Data entries —
■ ■ ■ ■ ■
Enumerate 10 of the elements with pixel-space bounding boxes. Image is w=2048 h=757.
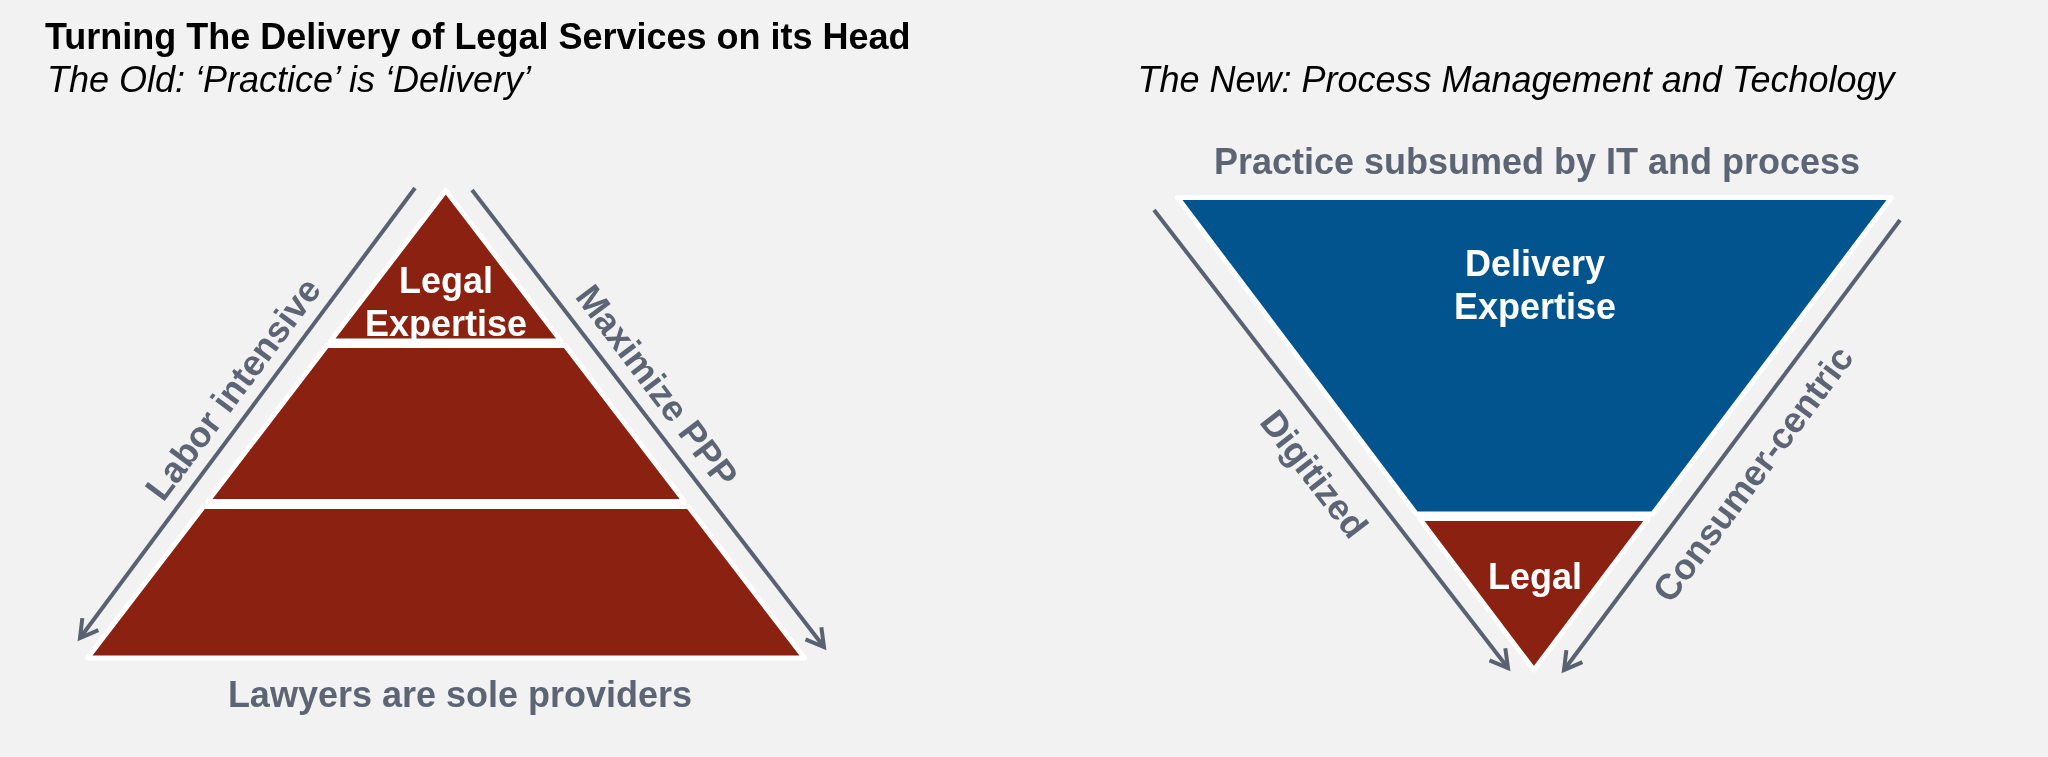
shape-label: Legal bbox=[1487, 555, 1582, 599]
funnel-tip bbox=[1417, 516, 1651, 673]
title: Turning The Delivery of Legal Services on its Head bbox=[45, 16, 911, 58]
pyramid-tier bbox=[85, 504, 807, 661]
subtitle: The New: Process Management and Techology bbox=[1137, 59, 1895, 101]
shape-caption: Lawyers are sole providers bbox=[227, 674, 693, 716]
shape-label: Delivery Expertise bbox=[1453, 241, 1617, 329]
shape-caption: Practice subsumed by IT and process bbox=[1213, 141, 1861, 183]
shape-label: Legal Expertise bbox=[364, 258, 528, 346]
subtitle: The Old: ‘Practice’ is ‘Delivery’ bbox=[46, 59, 532, 101]
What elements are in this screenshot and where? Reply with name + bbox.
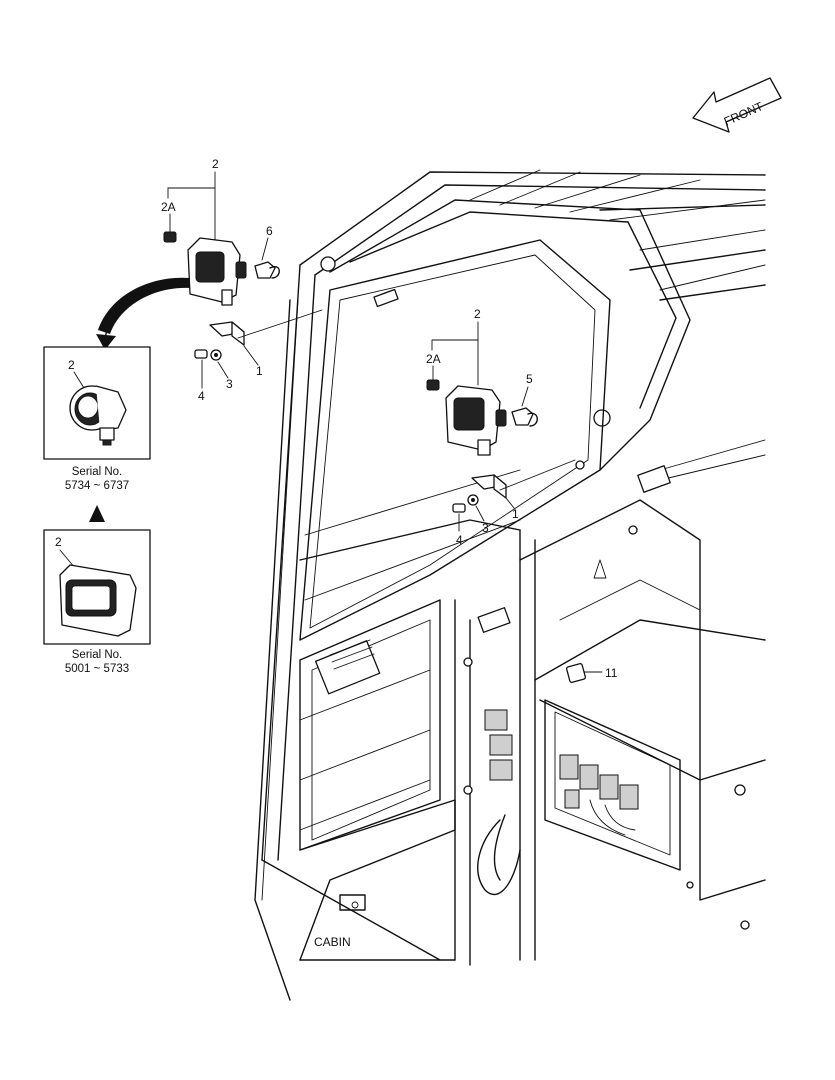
part-label-1-center: 1 (512, 507, 519, 521)
variant-round-part: 2 (68, 358, 75, 372)
cabin-structure (254, 169, 766, 1001)
part-label-2a-center: 2A (426, 352, 441, 366)
part-label-5-center: 5 (526, 372, 533, 386)
part-label-1-left: 1 (256, 364, 263, 378)
part-label-11: 11 (605, 666, 618, 680)
part-label-2-center: 2 (474, 307, 481, 321)
part-label-6-left: 6 (266, 224, 273, 238)
variant-round-serial-label: Serial No. (72, 466, 123, 478)
part-label-3-left: 3 (226, 377, 233, 391)
variant-round-serial-range: 5734 ~ 6737 (65, 480, 129, 492)
part-label-4-left: 4 (198, 389, 205, 403)
part-label-2a-left: 2A (161, 200, 176, 214)
part-label-3-center: 3 (482, 521, 489, 535)
front-arrow: FRONT (692, 77, 782, 133)
variant-rect-part: 2 (55, 535, 62, 549)
work-lamp-left: 2 2A 6 1 3 4 (96, 157, 323, 403)
cabin-label: CABIN (314, 935, 351, 949)
variant-round-lamp: 2 (43, 346, 151, 460)
work-lamp-center: 2 2A 5 1 3 4 (426, 307, 576, 547)
variant-rect-serial-label: Serial No. (72, 649, 123, 661)
variant-arrow (89, 505, 105, 522)
variant-rect-serial-range: 5001 ~ 5733 (65, 663, 129, 675)
part-label-2-left: 2 (212, 157, 219, 171)
relay-11: 11 (566, 663, 618, 683)
part-label-4-center: 4 (456, 533, 463, 547)
variant-rect-lamp: 2 (43, 529, 151, 645)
■ ■ ■ ■ ■
Please format the part of the entries that opens with the line containing "shape-label: Legal bbox=[1487, 555, 1582, 599]" and closes with the line containing "What elements are" as a JSON list of strings, with one string per line, both end lines included and blank lines left out.

Worked answer —
[
  "shape-label: Legal bbox=[1487, 555, 1582, 599]",
  "funnel-tip bbox=[1417, 516, 1651, 673]",
  "title: Turning The Delivery of Legal Services on its Head bbox=[45, 16, 911, 58]",
  "pyramid-tier bbox=[85, 504, 807, 661]",
  "subtitle: The New: Process Management and Techology bbox=[1137, 59, 1895, 101]",
  "shape-caption: Lawyers are sole providers bbox=[227, 674, 693, 716]",
  "shape-label: Delivery Expertise bbox=[1453, 241, 1617, 329]",
  "shape-caption: Practice subsumed by IT and process bbox=[1213, 141, 1861, 183]",
  "shape-label: Legal Expertise bbox=[364, 258, 528, 346]",
  "subtitle: The Old: ‘Practice’ is ‘Delivery’ bbox=[46, 59, 532, 101]",
  "What elements are in this screenshot and where? Reply with name + bbox."
]